═════ AVAILABLE RECORDS

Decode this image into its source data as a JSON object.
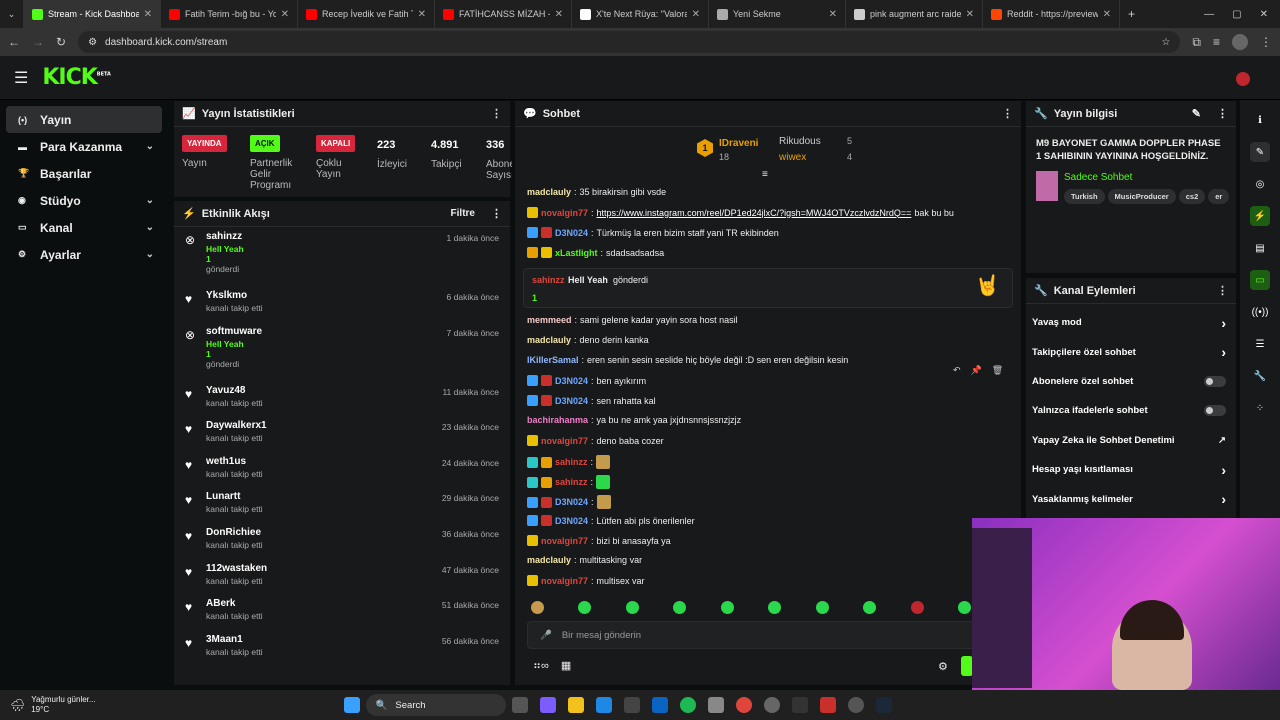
{
  "browser": {
    "tabs": [
      {
        "title": "Stream - Kick Dashboard",
        "color": "#53fc18",
        "active": true
      },
      {
        "title": "Fatih Terim -bığ bu - YouT",
        "color": "#ff0000"
      },
      {
        "title": "Recep İvedik ve Fatih Teri",
        "color": "#ff0000"
      },
      {
        "title": "FATİHCANSS MİZAH - JET",
        "color": "#ff0000"
      },
      {
        "title": "X'te Next Rüya: \"Valorant",
        "color": "#ffffff"
      },
      {
        "title": "Yeni Sekme",
        "color": "#aaaaaa"
      },
      {
        "title": "pink augment arc raiders",
        "color": "#cccccc"
      },
      {
        "title": "Reddit - https://preview.a",
        "color": "#ff4500"
      }
    ],
    "url": "dashboard.kick.com/stream"
  },
  "kick": {
    "logo": "KICK",
    "beta": "BETA"
  },
  "nav": {
    "items": [
      {
        "label": "Yayın",
        "icon": "stream-icon",
        "chev": false
      },
      {
        "label": "Para Kazanma",
        "icon": "money-icon",
        "chev": true
      },
      {
        "label": "Başarılar",
        "icon": "trophy-icon",
        "chev": false
      },
      {
        "label": "Stüdyo",
        "icon": "studio-icon",
        "chev": true
      },
      {
        "label": "Kanal",
        "icon": "channel-icon",
        "chev": true
      },
      {
        "label": "Ayarlar",
        "icon": "settings-icon",
        "chev": true
      }
    ]
  },
  "stats": {
    "title": "Yayın İstatistikleri",
    "live_badge": "YAYINDA",
    "live_label": "Yayın",
    "partner_badge": "AÇIK",
    "partner_label": "Partnerlik Gelir Programı",
    "multi_badge": "KAPALI",
    "multi_label": "Çoklu Yayın",
    "viewers": "223",
    "viewers_label": "İzleyici",
    "followers": "4.891",
    "followers_label": "Takipçi",
    "subs": "336",
    "subs_label": "Abone Sayısı"
  },
  "activity": {
    "title": "Etkinlik Akışı",
    "filter": "Filtre",
    "items": [
      {
        "name": "sahinzz",
        "type": "gift",
        "sub1": "Hell Yeah",
        "sub2": "1",
        "sub3": "gönderdi",
        "time": "1 dakika önce"
      },
      {
        "name": "Ykslkmo",
        "type": "follow",
        "sub1": "kanalı takip etti",
        "time": "6 dakika önce"
      },
      {
        "name": "softmuware",
        "type": "gift",
        "sub1": "Hell Yeah",
        "sub2": "1",
        "sub3": "gönderdi",
        "time": "7 dakika önce"
      },
      {
        "name": "Yavuz48",
        "type": "follow",
        "sub1": "kanalı takip etti",
        "time": "11 dakika önce"
      },
      {
        "name": "Daywalkerx1",
        "type": "follow",
        "sub1": "kanalı takip etti",
        "time": "23 dakika önce"
      },
      {
        "name": "weth1us",
        "type": "follow",
        "sub1": "kanalı takip etti",
        "time": "24 dakika önce"
      },
      {
        "name": "Lunartt",
        "type": "follow",
        "sub1": "kanalı takip etti",
        "time": "29 dakika önce"
      },
      {
        "name": "DonRichiee",
        "type": "follow",
        "sub1": "kanalı takip etti",
        "time": "36 dakika önce"
      },
      {
        "name": "112wastaken",
        "type": "follow",
        "sub1": "kanalı takip etti",
        "time": "47 dakika önce"
      },
      {
        "name": "ABerk",
        "type": "follow",
        "sub1": "kanalı takip etti",
        "time": "51 dakika önce"
      },
      {
        "name": "3Maan1",
        "type": "follow",
        "sub1": "kanalı takip etti",
        "time": "56 dakika önce"
      }
    ]
  },
  "chat": {
    "title": "Sohbet",
    "pinned": [
      {
        "rank": "1",
        "name": "IDraveni",
        "count": "18"
      },
      {
        "name": "Rikudous",
        "count": "5"
      },
      {
        "name": "wiwex",
        "count": "4"
      }
    ],
    "messages": [
      {
        "user": "madclauly",
        "color": "#f5e6a8",
        "text": "35 birakirsin gibi vsde",
        "badges": []
      },
      {
        "user": "novalgin77",
        "color": "#e0453b",
        "text": "https://www.instagram.com/reel/DP1ed24jlxC/?igsh=MWJ4OTVzczlvdzNrdQ==",
        "suffix": " bak bu bu",
        "badges": [
          "#e8c000"
        ]
      },
      {
        "user": "D3N024",
        "color": "#6fa8ff",
        "text": "Türkmüş la eren bizim staff yani TR ekibinden",
        "badges": [
          "#3aa0ff",
          "#c9302c"
        ]
      },
      {
        "user": "xLastlight",
        "color": "#53fc18",
        "text": "sdadsadsadsa",
        "badges": [
          "#e8a000",
          "#e8c000"
        ]
      },
      {
        "user": "memmeed",
        "color": "#f3c9c9",
        "text": "sami gelene kadar yayin sora host nasil",
        "badges": []
      },
      {
        "user": "madclauly",
        "color": "#f5e6a8",
        "text": "deno derin kanka",
        "badges": []
      },
      {
        "user": "IKillerSamal",
        "color": "#8fb8ff",
        "text": "eren senin sesin seslide hiç böyle değil :D sen eren değilsin kesin",
        "badges": []
      },
      {
        "user": "D3N024",
        "color": "#6fa8ff",
        "text": "ben ayıkırım",
        "badges": [
          "#3aa0ff",
          "#c9302c"
        ]
      },
      {
        "user": "D3N024",
        "color": "#6fa8ff",
        "text": "sen rahatta kal",
        "badges": [
          "#3aa0ff",
          "#c9302c"
        ]
      },
      {
        "user": "bachirahanma",
        "color": "#f07fc8",
        "text": "ya bu ne amk yaa jxjdnsnnsjssnzjzjz",
        "badges": []
      },
      {
        "user": "novalgin77",
        "color": "#e0453b",
        "text": "deno baba cozer",
        "badges": [
          "#e8c000"
        ]
      },
      {
        "user": "sahinzz",
        "color": "#e0453b",
        "text": "",
        "badges": [
          "#2bc7c7",
          "#e8a000"
        ],
        "emote": "#c49a4c"
      },
      {
        "user": "sahinzz",
        "color": "#e0453b",
        "text": "",
        "badges": [
          "#2bc7c7",
          "#e8a000"
        ],
        "emote": "#2bd84b"
      },
      {
        "user": "D3N024",
        "color": "#6fa8ff",
        "text": "",
        "badges": [
          "#3aa0ff",
          "#c9302c"
        ],
        "emote": "#c49a4c"
      },
      {
        "user": "D3N024",
        "color": "#6fa8ff",
        "text": "Lütfen abi pls önerilenler",
        "badges": [
          "#3aa0ff",
          "#c9302c"
        ]
      },
      {
        "user": "novalgin77",
        "color": "#e0453b",
        "text": "bizi bi anasayfa ya",
        "badges": [
          "#e8c000"
        ]
      },
      {
        "user": "madclauly",
        "color": "#f5e6a8",
        "text": "multitasking var",
        "badges": []
      },
      {
        "user": "novalgin77",
        "color": "#e0453b",
        "text": "multisex var",
        "badges": [
          "#e8c000"
        ]
      }
    ],
    "gift": {
      "user": "sahinzz",
      "item": "Hell Yeah",
      "verb": "gönderdi",
      "count": "1"
    },
    "input_placeholder": "Bir mesaj gönderin"
  },
  "info": {
    "title": "Yayın bilgisi",
    "stream_title": "M9 BAYONET GAMMA DOPPLER PHASE 1 SAHIBININ YAYININA HOŞGELDİNİZ.",
    "category": "Sadece Sohbet",
    "tags": [
      "Turkish",
      "MusicProducer",
      "cs2",
      "er"
    ]
  },
  "actions": {
    "title": "Kanal Eylemleri",
    "items": [
      {
        "label": "Yavaş mod",
        "kind": "chev"
      },
      {
        "label": "Takipçilere özel sohbet",
        "kind": "chev"
      },
      {
        "label": "Abonelere özel sohbet",
        "kind": "toggle"
      },
      {
        "label": "Yalnızca ifadelerle sohbet",
        "kind": "toggle"
      },
      {
        "label": "Yapay Zeka ile Sohbet Denetimi",
        "kind": "ext"
      },
      {
        "label": "Hesap yaşı kısıtlaması",
        "kind": "chev"
      },
      {
        "label": "Yasaklanmış kelimeler",
        "kind": "chev"
      }
    ]
  },
  "taskbar": {
    "weather_title": "Yağmurlu günler...",
    "weather_temp": "19°C",
    "search": "Search"
  }
}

══════════

## DESCRIPTION OF THE TASK
Gather all lines from the records above in which "time" appears.

## ANSWER TO THE EXERCISE
        "time": "1 dakika önce"
        "time": "6 dakika önce"
        "time": "7 dakika önce"
        "time": "11 dakika önce"
        "time": "23 dakika önce"
        "time": "24 dakika önce"
        "time": "29 dakika önce"
        "time": "36 dakika önce"
        "time": "47 dakika önce"
        "time": "51 dakika önce"
        "time": "56 dakika önce"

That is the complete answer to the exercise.